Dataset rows
>>>
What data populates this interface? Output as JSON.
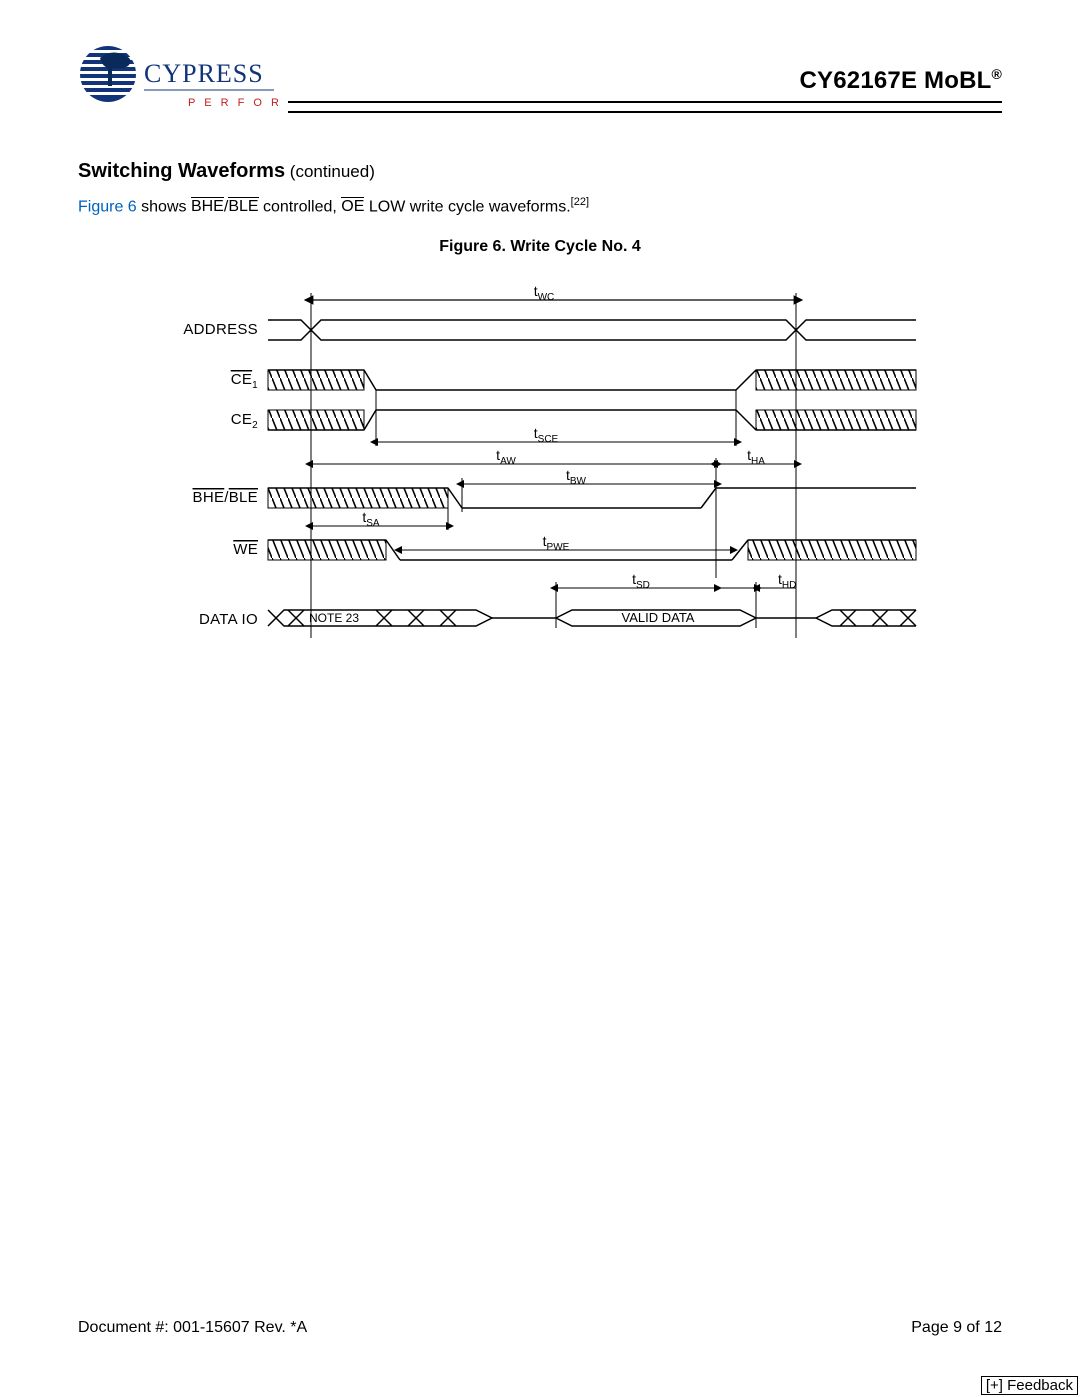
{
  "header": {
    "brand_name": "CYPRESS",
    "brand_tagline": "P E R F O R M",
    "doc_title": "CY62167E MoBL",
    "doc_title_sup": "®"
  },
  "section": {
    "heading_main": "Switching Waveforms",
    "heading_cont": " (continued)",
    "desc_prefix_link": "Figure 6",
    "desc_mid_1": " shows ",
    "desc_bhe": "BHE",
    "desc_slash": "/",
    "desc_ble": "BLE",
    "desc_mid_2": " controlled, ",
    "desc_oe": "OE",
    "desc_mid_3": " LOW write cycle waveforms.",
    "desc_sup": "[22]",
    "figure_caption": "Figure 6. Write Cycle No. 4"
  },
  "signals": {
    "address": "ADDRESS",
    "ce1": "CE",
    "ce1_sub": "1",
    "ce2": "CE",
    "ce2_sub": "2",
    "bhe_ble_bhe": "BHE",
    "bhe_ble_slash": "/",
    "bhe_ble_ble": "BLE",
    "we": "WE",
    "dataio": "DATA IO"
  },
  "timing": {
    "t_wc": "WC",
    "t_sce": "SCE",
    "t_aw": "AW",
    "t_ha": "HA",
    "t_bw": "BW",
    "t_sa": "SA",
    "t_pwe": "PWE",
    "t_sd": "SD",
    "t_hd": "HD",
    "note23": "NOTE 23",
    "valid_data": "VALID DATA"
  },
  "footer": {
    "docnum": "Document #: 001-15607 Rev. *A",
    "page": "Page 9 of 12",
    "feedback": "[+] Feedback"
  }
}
<<<
All of the data above should be transcribed verbatim, with pictures omitted.

What data populates this interface? Output as JSON.
{
  "header": {
    "brand_name": "CYPRESS",
    "brand_tagline": "P E R F O R M",
    "doc_title": "CY62167E MoBL",
    "doc_title_sup": "®"
  },
  "section": {
    "heading_main": "Switching Waveforms",
    "heading_cont": " (continued)",
    "desc_prefix_link": "Figure 6",
    "desc_mid_1": " shows ",
    "desc_bhe": "BHE",
    "desc_slash": "/",
    "desc_ble": "BLE",
    "desc_mid_2": " controlled, ",
    "desc_oe": "OE",
    "desc_mid_3": " LOW write cycle waveforms.",
    "desc_sup": "[22]",
    "figure_caption": "Figure 6. Write Cycle No. 4"
  },
  "signals": {
    "address": "ADDRESS",
    "ce1": "CE",
    "ce1_sub": "1",
    "ce2": "CE",
    "ce2_sub": "2",
    "bhe_ble_bhe": "BHE",
    "bhe_ble_slash": "/",
    "bhe_ble_ble": "BLE",
    "we": "WE",
    "dataio": "DATA IO"
  },
  "timing": {
    "t_wc": "WC",
    "t_sce": "SCE",
    "t_aw": "AW",
    "t_ha": "HA",
    "t_bw": "BW",
    "t_sa": "SA",
    "t_pwe": "PWE",
    "t_sd": "SD",
    "t_hd": "HD",
    "note23": "NOTE 23",
    "valid_data": "VALID DATA"
  },
  "footer": {
    "docnum": "Document #: 001-15607 Rev. *A",
    "page": "Page 9 of 12",
    "feedback": "[+] Feedback"
  }
}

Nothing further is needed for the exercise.